- **WORK TO BE COMPLETED**
Using the entries below, transcribe exactly the line containing "Read out every word on this page." and each line that follows it to the end.

>> START

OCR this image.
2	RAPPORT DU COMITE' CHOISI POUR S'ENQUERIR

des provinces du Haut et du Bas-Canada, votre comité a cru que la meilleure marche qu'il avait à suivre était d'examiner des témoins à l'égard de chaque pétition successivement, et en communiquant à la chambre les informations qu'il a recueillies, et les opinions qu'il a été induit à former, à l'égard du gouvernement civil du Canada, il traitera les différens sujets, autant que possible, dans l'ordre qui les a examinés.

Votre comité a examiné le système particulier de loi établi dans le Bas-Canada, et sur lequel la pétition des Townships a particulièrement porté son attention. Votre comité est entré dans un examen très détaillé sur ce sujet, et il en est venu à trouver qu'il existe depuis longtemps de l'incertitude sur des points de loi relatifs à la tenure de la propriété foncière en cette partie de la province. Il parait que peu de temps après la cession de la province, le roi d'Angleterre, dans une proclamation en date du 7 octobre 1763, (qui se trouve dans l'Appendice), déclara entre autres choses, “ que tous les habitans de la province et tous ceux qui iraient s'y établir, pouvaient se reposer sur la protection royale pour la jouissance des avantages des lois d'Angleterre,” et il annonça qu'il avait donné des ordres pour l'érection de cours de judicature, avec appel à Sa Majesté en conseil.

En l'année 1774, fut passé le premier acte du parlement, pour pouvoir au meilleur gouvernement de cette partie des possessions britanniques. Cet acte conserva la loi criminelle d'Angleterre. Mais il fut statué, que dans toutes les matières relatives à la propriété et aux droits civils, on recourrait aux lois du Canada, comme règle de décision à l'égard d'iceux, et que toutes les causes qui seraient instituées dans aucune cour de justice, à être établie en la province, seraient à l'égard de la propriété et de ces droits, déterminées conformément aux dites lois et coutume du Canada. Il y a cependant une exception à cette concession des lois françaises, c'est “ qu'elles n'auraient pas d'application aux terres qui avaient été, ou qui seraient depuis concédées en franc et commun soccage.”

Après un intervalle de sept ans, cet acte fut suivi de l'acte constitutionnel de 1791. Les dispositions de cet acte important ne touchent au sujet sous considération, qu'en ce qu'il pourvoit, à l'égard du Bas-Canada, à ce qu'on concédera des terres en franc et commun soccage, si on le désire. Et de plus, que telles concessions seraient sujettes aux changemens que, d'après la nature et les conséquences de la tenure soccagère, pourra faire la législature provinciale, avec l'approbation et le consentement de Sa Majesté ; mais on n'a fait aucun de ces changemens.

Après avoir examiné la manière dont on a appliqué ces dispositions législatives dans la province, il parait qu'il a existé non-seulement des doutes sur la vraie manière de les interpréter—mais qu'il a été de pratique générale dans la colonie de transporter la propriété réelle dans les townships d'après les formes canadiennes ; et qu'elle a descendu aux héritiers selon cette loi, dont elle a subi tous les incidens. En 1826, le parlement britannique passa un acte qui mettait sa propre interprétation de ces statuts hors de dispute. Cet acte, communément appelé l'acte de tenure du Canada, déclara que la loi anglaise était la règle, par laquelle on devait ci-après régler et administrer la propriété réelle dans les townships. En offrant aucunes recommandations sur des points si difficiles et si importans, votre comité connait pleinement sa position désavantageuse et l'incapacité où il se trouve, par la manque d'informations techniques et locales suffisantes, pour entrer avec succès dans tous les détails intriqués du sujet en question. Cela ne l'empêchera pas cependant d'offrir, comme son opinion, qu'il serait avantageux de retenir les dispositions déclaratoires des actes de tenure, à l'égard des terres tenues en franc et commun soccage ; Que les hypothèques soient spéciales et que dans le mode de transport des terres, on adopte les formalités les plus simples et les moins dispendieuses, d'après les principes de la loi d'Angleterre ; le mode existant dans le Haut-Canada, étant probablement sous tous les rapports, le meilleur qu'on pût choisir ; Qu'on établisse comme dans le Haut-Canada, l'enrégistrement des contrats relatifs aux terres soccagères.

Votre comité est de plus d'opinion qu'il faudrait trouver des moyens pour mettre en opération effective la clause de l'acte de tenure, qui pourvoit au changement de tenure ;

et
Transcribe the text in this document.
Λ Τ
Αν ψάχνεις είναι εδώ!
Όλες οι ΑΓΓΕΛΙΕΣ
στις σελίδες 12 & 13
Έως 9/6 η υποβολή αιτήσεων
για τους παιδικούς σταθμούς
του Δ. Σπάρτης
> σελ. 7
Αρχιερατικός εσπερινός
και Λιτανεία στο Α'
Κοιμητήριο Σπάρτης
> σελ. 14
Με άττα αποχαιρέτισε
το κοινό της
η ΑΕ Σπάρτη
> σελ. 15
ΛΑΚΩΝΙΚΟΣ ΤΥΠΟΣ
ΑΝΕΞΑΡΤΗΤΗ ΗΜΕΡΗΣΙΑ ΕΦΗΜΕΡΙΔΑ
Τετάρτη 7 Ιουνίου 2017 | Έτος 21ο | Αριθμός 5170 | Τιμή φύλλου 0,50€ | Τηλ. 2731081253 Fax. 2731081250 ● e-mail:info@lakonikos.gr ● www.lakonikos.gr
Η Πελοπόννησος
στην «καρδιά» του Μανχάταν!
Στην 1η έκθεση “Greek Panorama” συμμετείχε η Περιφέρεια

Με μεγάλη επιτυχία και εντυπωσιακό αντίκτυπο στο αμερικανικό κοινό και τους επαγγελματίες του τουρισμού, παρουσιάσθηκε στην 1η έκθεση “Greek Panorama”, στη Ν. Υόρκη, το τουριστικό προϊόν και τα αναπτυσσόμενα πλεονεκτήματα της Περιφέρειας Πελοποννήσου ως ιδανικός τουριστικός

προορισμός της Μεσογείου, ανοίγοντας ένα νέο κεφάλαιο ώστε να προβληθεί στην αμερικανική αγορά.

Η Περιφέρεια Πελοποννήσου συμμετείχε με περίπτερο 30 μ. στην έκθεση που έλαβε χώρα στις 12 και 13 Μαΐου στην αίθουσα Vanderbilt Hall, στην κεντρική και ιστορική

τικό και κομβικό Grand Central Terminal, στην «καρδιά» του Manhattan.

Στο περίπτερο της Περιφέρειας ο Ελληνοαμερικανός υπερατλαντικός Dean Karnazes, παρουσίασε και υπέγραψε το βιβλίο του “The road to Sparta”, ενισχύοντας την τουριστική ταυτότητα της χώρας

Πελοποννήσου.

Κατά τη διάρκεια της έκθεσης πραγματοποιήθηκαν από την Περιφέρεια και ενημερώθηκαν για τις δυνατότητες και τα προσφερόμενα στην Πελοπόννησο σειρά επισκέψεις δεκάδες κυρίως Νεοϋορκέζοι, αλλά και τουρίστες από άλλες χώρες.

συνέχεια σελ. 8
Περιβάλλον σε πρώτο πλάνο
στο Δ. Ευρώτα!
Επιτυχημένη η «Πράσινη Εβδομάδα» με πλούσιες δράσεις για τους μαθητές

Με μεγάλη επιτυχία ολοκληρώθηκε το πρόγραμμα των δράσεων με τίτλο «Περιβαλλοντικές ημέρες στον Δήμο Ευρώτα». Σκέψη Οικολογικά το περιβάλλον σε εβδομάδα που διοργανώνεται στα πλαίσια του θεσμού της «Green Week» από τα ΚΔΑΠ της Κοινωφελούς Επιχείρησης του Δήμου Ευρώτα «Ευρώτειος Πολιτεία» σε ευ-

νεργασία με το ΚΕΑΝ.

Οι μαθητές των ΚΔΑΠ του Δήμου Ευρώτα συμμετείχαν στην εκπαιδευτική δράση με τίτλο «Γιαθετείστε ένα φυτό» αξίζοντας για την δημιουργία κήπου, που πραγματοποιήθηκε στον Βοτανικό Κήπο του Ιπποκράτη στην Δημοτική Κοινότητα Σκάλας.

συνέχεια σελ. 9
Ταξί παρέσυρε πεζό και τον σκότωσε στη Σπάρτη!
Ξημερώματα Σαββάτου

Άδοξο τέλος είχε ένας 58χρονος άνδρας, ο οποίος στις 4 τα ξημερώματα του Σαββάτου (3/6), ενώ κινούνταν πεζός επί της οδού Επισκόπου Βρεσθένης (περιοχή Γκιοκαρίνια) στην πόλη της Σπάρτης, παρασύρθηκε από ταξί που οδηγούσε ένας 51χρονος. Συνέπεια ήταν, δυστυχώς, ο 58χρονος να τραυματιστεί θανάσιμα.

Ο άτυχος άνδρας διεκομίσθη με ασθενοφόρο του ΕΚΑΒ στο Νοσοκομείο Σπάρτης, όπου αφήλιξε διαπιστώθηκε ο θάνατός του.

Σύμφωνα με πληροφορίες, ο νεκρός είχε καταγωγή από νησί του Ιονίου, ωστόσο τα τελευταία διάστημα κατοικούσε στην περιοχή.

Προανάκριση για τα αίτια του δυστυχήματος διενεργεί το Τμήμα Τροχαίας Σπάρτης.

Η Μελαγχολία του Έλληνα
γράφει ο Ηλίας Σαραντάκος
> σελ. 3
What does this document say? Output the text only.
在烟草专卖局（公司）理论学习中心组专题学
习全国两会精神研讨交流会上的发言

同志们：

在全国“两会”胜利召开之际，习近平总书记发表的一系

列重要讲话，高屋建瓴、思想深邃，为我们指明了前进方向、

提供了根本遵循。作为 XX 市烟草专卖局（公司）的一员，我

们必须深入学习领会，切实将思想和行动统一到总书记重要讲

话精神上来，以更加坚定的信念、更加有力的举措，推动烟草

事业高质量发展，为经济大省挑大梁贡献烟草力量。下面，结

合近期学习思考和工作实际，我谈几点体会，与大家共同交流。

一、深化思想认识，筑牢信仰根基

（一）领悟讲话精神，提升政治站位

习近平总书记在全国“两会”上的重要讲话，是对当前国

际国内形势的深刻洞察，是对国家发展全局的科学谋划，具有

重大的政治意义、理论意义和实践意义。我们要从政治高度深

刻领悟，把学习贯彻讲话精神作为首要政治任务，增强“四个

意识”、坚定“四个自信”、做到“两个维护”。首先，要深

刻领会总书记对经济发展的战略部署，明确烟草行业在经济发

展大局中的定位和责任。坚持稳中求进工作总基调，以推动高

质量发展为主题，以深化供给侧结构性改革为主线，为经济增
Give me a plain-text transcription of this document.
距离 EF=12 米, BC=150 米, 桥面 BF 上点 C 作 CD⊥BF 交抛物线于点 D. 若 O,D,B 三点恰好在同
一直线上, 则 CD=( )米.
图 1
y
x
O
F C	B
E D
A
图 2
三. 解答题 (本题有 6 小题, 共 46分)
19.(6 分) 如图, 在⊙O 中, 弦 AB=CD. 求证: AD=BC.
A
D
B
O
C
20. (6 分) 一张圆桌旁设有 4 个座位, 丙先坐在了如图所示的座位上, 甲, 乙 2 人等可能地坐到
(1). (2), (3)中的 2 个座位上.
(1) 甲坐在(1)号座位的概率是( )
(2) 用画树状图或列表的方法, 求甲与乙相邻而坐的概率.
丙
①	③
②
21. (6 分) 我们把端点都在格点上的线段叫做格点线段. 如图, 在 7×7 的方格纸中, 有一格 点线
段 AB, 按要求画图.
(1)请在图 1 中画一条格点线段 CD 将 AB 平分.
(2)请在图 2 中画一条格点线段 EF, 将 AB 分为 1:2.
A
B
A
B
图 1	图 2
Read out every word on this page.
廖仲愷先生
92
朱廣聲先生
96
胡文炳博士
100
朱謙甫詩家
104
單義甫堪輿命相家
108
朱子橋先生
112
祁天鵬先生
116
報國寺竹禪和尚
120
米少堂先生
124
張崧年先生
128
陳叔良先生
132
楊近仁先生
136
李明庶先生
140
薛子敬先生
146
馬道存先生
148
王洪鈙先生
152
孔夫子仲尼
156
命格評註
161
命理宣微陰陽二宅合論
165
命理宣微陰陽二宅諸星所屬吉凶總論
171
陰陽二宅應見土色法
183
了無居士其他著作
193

>> END

- **ANSWER TO THE PROBLEM**
Read out every word on this page.
廖仲愷先生
92
朱廣聲先生
96
胡文炳博士
100
朱謙甫詩家
104
單義甫堪輿命相家
108
朱子橋先生
112
祁天鵬先生
116
報國寺竹禪和尚
120
米少堂先生
124
張崧年先生
128
陳叔良先生
132
楊近仁先生
136
李明庶先生
140
薛子敬先生
146
馬道存先生
148
王洪鈙先生
152
孔夫子仲尼
156
命格評註
161
命理宣微陰陽二宅合論
165
命理宣微陰陽二宅諸星所屬吉凶總論
171
陰陽二宅應見土色法
183
了無居士其他著作
193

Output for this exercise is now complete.